** BEGIN Exercise materials **

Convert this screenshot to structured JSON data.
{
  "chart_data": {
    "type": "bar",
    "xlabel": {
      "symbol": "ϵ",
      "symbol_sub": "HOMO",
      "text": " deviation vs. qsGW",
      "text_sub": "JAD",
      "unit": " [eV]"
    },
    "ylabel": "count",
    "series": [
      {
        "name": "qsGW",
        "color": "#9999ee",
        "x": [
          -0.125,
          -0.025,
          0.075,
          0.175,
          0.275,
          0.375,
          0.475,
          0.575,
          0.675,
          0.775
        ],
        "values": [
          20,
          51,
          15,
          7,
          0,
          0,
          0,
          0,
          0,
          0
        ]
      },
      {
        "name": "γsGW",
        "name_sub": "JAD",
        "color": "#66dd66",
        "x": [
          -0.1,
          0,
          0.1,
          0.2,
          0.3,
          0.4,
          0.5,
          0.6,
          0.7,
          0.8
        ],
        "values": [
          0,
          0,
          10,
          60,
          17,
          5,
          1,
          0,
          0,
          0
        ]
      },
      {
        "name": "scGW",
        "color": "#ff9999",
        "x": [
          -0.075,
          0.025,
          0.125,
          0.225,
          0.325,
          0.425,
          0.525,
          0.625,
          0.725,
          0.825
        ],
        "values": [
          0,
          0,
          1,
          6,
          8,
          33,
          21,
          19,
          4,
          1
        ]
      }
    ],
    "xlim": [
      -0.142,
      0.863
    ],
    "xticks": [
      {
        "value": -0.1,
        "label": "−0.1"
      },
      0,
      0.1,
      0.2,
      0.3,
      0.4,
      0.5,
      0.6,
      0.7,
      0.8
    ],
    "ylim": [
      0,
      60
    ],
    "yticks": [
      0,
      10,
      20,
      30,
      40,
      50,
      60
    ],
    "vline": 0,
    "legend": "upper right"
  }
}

** END Exercise materials **

**To be done**
Return all the data exactly as given.

**Written response**
Convert this screenshot to structured JSON data.
{
  "chart_data": {
    "type": "bar",
    "xlabel": {
      "symbol": "ϵ",
      "symbol_sub": "HOMO",
      "text": " deviation vs. qsGW",
      "text_sub": "JAD",
      "unit": " [eV]"
    },
    "ylabel": "count",
    "series": [
      {
        "name": "qsGW",
        "color": "#9999ee",
        "x": [
          -0.125,
          -0.025,
          0.075,
          0.175,
          0.275,
          0.375,
          0.475,
          0.575,
          0.675,
          0.775
        ],
        "values": [
          20,
          51,
          15,
          7,
          0,
          0,
          0,
          0,
          0,
          0
        ]
      },
      {
        "name": "γsGW",
        "name_sub": "JAD",
        "color": "#66dd66",
        "x": [
          -0.1,
          0,
          0.1,
          0.2,
          0.3,
          0.4,
          0.5,
          0.6,
          0.7,
          0.8
        ],
        "values": [
          0,
          0,
          10,
          60,
          17,
          5,
          1,
          0,
          0,
          0
        ]
      },
      {
        "name": "scGW",
        "color": "#ff9999",
        "x": [
          -0.075,
          0.025,
          0.125,
          0.225,
          0.325,
          0.425,
          0.525,
          0.625,
          0.725,
          0.825
        ],
        "values": [
          0,
          0,
          1,
          6,
          8,
          33,
          21,
          19,
          4,
          1
        ]
      }
    ],
    "xlim": [
      -0.142,
      0.863
    ],
    "xticks": [
      {
        "value": -0.1,
        "label": "−0.1"
      },
      0,
      0.1,
      0.2,
      0.3,
      0.4,
      0.5,
      0.6,
      0.7,
      0.8
    ],
    "ylim": [
      0,
      60
    ],
    "yticks": [
      0,
      10,
      20,
      30,
      40,
      50,
      60
    ],
    "vline": 0,
    "legend": "upper right"
  }
}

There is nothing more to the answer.